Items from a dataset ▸
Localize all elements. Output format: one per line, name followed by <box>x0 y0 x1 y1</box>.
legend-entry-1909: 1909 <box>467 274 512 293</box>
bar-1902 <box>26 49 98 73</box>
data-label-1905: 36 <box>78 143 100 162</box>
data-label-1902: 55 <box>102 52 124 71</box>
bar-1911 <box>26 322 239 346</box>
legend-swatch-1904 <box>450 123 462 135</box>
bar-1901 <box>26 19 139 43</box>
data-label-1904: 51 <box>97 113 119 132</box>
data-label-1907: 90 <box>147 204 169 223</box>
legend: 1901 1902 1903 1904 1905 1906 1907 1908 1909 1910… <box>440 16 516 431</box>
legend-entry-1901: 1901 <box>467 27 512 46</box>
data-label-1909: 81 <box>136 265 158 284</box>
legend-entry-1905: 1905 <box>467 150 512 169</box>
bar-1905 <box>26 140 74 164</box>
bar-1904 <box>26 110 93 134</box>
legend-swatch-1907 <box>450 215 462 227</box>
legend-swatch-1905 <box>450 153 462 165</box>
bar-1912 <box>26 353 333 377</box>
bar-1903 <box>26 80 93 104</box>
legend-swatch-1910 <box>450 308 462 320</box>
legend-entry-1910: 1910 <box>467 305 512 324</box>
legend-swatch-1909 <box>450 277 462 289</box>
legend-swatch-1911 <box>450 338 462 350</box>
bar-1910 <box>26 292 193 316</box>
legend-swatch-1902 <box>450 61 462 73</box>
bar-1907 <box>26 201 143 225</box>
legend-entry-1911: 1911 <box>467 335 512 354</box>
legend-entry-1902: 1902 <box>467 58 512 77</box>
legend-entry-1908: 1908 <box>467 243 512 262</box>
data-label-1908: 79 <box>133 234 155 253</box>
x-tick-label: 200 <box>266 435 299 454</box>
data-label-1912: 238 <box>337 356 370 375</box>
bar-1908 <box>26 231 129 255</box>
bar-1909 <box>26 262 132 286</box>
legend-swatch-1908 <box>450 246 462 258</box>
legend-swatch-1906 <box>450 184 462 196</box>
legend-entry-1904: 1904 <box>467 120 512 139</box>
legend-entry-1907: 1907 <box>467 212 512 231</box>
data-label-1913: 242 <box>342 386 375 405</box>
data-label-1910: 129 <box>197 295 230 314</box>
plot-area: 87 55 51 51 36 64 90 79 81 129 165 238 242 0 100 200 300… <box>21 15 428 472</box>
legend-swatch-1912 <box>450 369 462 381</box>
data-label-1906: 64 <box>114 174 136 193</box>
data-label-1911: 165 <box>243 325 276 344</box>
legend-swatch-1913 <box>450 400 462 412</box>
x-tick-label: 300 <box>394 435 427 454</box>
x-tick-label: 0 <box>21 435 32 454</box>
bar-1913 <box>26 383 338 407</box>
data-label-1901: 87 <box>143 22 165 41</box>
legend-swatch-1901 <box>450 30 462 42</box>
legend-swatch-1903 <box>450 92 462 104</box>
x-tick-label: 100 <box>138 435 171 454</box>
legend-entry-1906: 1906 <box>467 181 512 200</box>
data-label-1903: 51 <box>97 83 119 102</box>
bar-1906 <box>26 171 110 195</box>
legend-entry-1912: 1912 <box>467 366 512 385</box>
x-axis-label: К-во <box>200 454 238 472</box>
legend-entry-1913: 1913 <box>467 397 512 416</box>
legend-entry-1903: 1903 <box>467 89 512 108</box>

WORK TO DO ▸ Please reproduce the data above line for line, with no changes.

PROBLEM SOLUTION ▸
Localize all elements. Output format: one per line, name followed by <box>x0 y0 x1 y1</box>.
legend-entry-1909: 1909 <box>467 274 512 293</box>
bar-1902 <box>26 49 98 73</box>
data-label-1905: 36 <box>78 143 100 162</box>
data-label-1902: 55 <box>102 52 124 71</box>
bar-1911 <box>26 322 239 346</box>
legend-swatch-1904 <box>450 123 462 135</box>
bar-1901 <box>26 19 139 43</box>
data-label-1904: 51 <box>97 113 119 132</box>
data-label-1907: 90 <box>147 204 169 223</box>
legend: 1901 1902 1903 1904 1905 1906 1907 1908 1909 1910… <box>440 16 516 431</box>
legend-entry-1901: 1901 <box>467 27 512 46</box>
data-label-1909: 81 <box>136 265 158 284</box>
legend-entry-1905: 1905 <box>467 150 512 169</box>
bar-1905 <box>26 140 74 164</box>
bar-1904 <box>26 110 93 134</box>
legend-swatch-1907 <box>450 215 462 227</box>
legend-swatch-1905 <box>450 153 462 165</box>
bar-1912 <box>26 353 333 377</box>
bar-1903 <box>26 80 93 104</box>
legend-swatch-1910 <box>450 308 462 320</box>
legend-entry-1910: 1910 <box>467 305 512 324</box>
legend-swatch-1909 <box>450 277 462 289</box>
legend-swatch-1911 <box>450 338 462 350</box>
bar-1910 <box>26 292 193 316</box>
legend-swatch-1902 <box>450 61 462 73</box>
bar-1907 <box>26 201 143 225</box>
legend-entry-1911: 1911 <box>467 335 512 354</box>
legend-entry-1902: 1902 <box>467 58 512 77</box>
legend-entry-1908: 1908 <box>467 243 512 262</box>
data-label-1908: 79 <box>133 234 155 253</box>
x-tick-label: 200 <box>266 435 299 454</box>
data-label-1912: 238 <box>337 356 370 375</box>
bar-1908 <box>26 231 129 255</box>
bar-1909 <box>26 262 132 286</box>
legend-swatch-1908 <box>450 246 462 258</box>
legend-swatch-1906 <box>450 184 462 196</box>
legend-entry-1904: 1904 <box>467 120 512 139</box>
legend-entry-1907: 1907 <box>467 212 512 231</box>
data-label-1913: 242 <box>342 386 375 405</box>
data-label-1910: 129 <box>197 295 230 314</box>
plot-area: 87 55 51 51 36 64 90 79 81 129 165 238 242 0 100 200 300… <box>21 15 428 472</box>
legend-swatch-1912 <box>450 369 462 381</box>
data-label-1906: 64 <box>114 174 136 193</box>
data-label-1911: 165 <box>243 325 276 344</box>
legend-swatch-1913 <box>450 400 462 412</box>
x-tick-label: 300 <box>394 435 427 454</box>
x-tick-label: 0 <box>21 435 32 454</box>
bar-1913 <box>26 383 338 407</box>
data-label-1901: 87 <box>143 22 165 41</box>
legend-swatch-1901 <box>450 30 462 42</box>
legend-swatch-1903 <box>450 92 462 104</box>
x-tick-label: 100 <box>138 435 171 454</box>
legend-entry-1906: 1906 <box>467 181 512 200</box>
data-label-1903: 51 <box>97 83 119 102</box>
bar-1906 <box>26 171 110 195</box>
legend-entry-1912: 1912 <box>467 366 512 385</box>
x-axis-label: К-во <box>200 454 238 472</box>
legend-entry-1913: 1913 <box>467 397 512 416</box>
legend-entry-1903: 1903 <box>467 89 512 108</box>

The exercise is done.